◆ Dataset items
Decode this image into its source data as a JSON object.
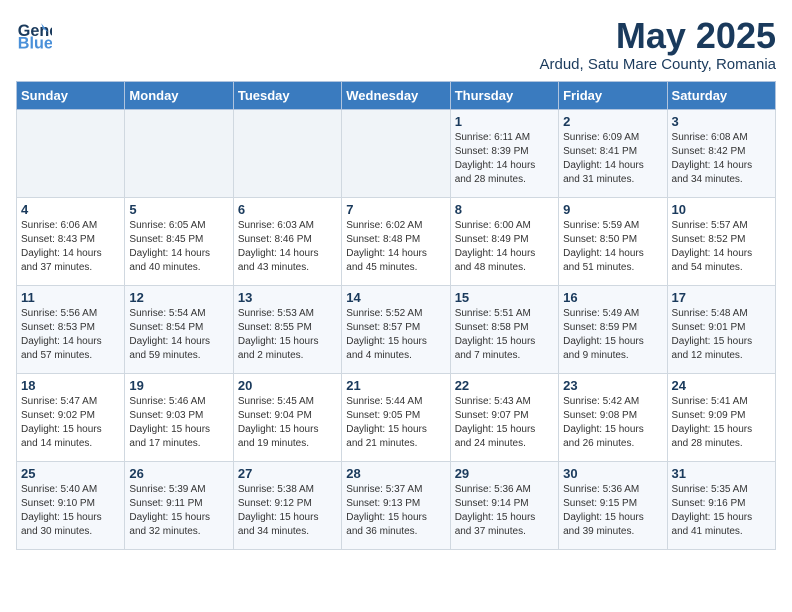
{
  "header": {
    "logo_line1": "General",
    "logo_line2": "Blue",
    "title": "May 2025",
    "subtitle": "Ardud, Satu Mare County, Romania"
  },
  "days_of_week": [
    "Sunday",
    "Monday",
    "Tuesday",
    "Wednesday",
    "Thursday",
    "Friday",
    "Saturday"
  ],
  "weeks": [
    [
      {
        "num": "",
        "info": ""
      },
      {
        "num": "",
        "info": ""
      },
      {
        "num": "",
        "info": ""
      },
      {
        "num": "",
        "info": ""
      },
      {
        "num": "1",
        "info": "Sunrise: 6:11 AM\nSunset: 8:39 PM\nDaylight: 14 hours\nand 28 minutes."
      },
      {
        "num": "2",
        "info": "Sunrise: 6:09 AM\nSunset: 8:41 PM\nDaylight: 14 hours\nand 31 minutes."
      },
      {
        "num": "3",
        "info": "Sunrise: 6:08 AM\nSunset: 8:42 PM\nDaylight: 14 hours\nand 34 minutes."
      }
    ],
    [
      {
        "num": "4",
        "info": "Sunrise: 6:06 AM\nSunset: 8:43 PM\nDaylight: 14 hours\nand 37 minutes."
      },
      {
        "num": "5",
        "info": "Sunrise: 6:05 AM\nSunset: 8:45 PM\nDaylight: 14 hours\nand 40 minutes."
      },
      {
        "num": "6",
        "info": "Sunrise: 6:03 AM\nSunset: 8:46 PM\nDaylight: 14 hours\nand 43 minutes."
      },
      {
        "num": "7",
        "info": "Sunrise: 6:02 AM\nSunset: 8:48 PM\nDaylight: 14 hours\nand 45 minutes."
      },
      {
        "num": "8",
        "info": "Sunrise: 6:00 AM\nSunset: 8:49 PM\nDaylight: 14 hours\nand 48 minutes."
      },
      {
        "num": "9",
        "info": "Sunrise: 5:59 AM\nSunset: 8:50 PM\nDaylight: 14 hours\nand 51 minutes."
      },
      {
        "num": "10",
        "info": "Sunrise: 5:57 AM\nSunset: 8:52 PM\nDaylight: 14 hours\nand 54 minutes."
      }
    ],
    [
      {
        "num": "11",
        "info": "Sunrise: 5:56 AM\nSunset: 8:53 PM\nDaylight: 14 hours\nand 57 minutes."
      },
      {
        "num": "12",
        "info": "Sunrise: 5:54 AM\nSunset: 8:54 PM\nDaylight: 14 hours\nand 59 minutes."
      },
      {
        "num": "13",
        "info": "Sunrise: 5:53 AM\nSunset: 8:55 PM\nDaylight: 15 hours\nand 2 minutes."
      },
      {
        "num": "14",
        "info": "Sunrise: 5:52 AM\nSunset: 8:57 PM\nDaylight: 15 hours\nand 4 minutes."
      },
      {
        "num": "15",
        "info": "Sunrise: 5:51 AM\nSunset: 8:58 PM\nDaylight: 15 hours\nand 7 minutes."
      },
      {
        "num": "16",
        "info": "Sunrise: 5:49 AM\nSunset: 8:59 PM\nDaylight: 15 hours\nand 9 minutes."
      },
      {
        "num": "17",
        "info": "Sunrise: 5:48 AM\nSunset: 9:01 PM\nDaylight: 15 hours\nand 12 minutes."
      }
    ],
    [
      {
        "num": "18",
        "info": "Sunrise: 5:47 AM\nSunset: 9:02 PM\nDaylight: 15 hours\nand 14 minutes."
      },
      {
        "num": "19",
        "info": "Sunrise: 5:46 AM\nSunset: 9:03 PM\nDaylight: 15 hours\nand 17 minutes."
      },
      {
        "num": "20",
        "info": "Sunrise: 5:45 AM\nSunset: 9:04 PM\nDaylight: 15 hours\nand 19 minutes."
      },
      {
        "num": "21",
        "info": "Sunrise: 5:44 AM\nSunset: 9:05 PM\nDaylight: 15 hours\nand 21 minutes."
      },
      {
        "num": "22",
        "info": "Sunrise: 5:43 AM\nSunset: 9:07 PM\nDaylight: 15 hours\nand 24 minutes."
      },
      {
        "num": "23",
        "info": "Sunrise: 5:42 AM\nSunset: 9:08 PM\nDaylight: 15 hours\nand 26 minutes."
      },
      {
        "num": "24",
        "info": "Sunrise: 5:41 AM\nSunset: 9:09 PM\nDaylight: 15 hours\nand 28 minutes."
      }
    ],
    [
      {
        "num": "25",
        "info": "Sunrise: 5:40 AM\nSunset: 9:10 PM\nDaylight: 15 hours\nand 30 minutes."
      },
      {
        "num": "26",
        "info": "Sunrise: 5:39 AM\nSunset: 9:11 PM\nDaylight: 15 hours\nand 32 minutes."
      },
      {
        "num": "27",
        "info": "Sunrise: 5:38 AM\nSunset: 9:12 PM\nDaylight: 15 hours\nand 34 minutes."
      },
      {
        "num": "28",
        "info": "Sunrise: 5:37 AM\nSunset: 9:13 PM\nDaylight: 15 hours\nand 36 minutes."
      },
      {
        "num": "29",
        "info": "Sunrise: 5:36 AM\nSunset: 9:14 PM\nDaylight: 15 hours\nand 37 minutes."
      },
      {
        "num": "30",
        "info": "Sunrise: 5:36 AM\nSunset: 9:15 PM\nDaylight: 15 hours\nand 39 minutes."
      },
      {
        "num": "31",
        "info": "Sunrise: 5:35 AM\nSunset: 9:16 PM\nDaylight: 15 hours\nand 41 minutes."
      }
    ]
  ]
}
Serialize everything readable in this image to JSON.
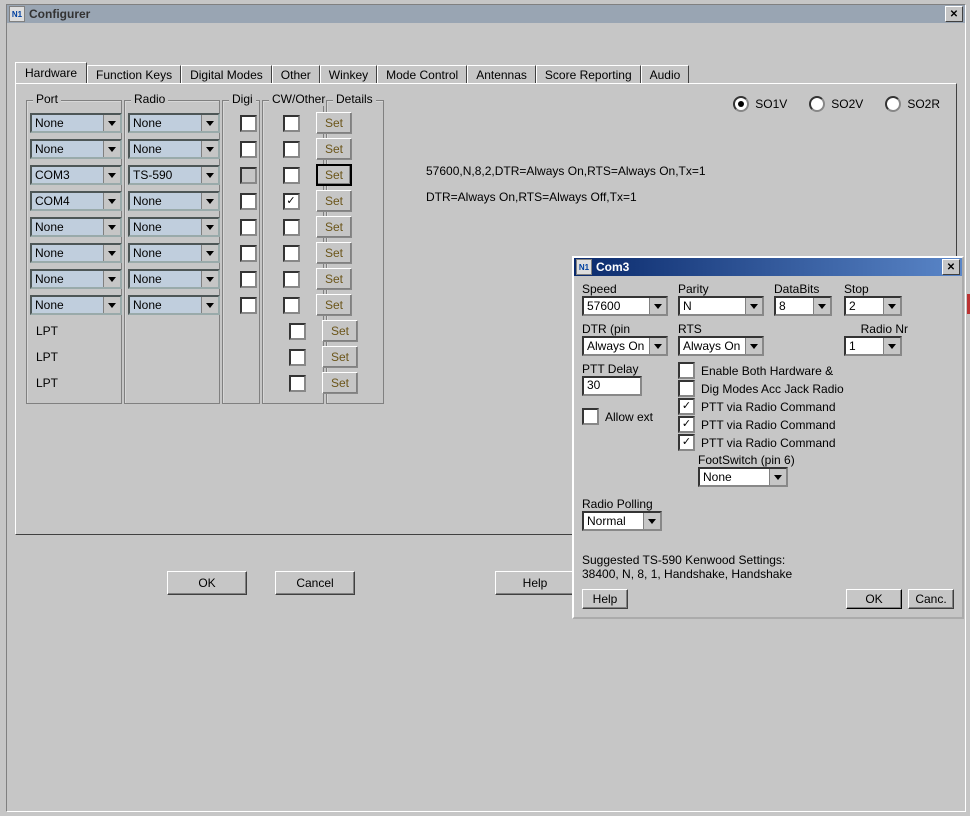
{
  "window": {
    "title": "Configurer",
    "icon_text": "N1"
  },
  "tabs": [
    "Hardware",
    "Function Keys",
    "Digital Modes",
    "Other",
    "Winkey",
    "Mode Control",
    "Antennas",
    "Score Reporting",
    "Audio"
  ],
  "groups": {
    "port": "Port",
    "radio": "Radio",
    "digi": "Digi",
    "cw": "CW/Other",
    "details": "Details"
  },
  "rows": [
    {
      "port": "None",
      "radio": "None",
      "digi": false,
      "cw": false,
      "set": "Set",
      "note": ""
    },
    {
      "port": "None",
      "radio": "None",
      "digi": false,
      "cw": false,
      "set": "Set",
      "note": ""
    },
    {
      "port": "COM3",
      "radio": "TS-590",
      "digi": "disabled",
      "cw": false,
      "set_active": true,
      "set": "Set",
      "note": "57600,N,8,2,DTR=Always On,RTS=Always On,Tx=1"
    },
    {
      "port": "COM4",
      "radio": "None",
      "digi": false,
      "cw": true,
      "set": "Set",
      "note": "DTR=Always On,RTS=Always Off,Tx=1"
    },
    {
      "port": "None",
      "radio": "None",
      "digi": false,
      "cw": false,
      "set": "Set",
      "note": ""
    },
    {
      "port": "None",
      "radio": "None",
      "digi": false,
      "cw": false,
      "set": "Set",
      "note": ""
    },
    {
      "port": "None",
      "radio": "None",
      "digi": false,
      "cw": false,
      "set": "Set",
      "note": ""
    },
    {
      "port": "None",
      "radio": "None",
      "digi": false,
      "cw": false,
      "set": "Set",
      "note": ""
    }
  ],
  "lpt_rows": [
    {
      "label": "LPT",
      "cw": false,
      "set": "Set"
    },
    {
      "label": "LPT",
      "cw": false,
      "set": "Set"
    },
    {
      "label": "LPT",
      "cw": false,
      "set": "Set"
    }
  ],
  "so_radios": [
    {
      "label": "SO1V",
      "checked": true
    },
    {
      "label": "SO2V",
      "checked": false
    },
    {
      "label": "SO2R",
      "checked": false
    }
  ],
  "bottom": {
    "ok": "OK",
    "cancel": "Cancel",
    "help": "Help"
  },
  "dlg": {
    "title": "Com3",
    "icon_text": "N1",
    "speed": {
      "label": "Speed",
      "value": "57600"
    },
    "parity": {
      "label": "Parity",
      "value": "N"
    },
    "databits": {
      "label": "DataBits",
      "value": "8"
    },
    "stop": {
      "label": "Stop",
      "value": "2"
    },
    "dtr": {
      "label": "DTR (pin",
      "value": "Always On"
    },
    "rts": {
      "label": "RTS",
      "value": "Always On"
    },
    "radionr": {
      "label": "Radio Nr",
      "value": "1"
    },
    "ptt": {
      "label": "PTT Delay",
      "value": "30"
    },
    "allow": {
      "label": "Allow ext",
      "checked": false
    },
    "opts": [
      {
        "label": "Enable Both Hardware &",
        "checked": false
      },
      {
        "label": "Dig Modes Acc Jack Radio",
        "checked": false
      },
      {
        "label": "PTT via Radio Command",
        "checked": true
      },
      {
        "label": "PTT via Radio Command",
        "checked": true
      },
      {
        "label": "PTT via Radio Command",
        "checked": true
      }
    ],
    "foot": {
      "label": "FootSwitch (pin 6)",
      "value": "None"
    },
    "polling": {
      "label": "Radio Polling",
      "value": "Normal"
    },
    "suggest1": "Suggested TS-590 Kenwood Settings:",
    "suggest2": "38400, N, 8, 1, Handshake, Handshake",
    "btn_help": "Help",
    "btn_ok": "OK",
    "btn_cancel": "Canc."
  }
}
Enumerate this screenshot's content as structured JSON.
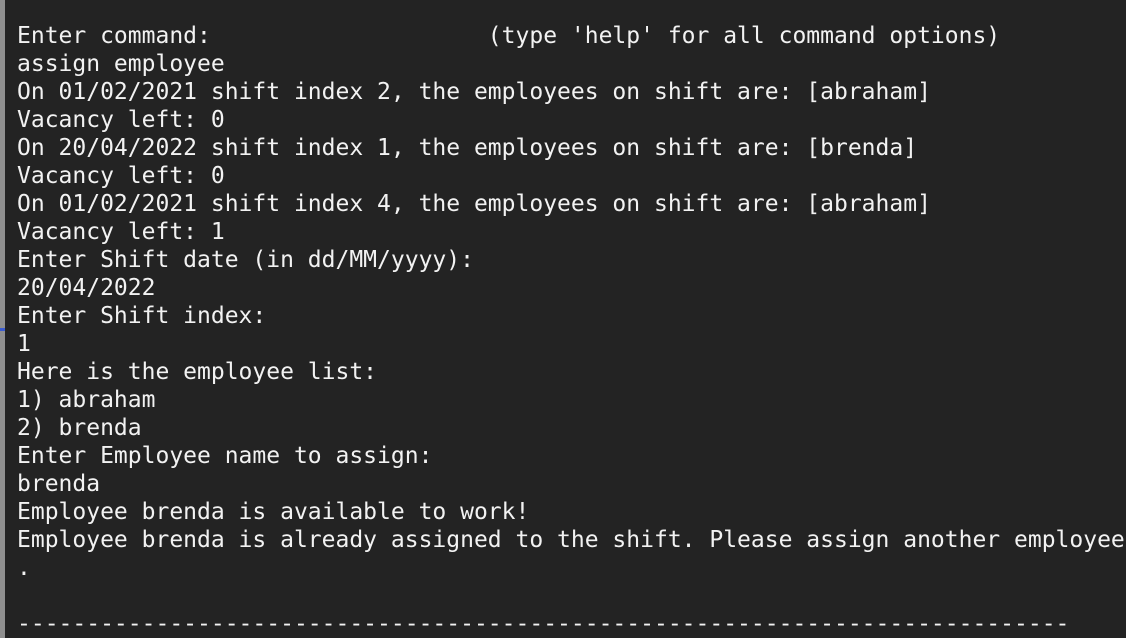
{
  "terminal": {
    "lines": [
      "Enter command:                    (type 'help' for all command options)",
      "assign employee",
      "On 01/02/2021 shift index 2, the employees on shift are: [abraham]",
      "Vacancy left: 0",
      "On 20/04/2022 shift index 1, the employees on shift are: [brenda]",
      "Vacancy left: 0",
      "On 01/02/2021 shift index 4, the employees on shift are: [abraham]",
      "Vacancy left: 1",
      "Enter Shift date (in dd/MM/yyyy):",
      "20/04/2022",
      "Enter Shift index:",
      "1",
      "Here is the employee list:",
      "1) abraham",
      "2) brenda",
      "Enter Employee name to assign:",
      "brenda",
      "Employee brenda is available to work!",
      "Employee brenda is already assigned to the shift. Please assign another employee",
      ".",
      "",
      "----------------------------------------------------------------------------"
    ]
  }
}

◆ THE PROBLEM
Copy the lines from the entries above in which the word "brenda" appears.

◆ EXERCISE RESPONSE
      "On 20/04/2022 shift index 1, the employees on shift are: [brenda]",
      "2) brenda",
      "brenda",
      "Employee brenda is available to work!",
      "Employee brenda is already assigned to the shift. Please assign another employee",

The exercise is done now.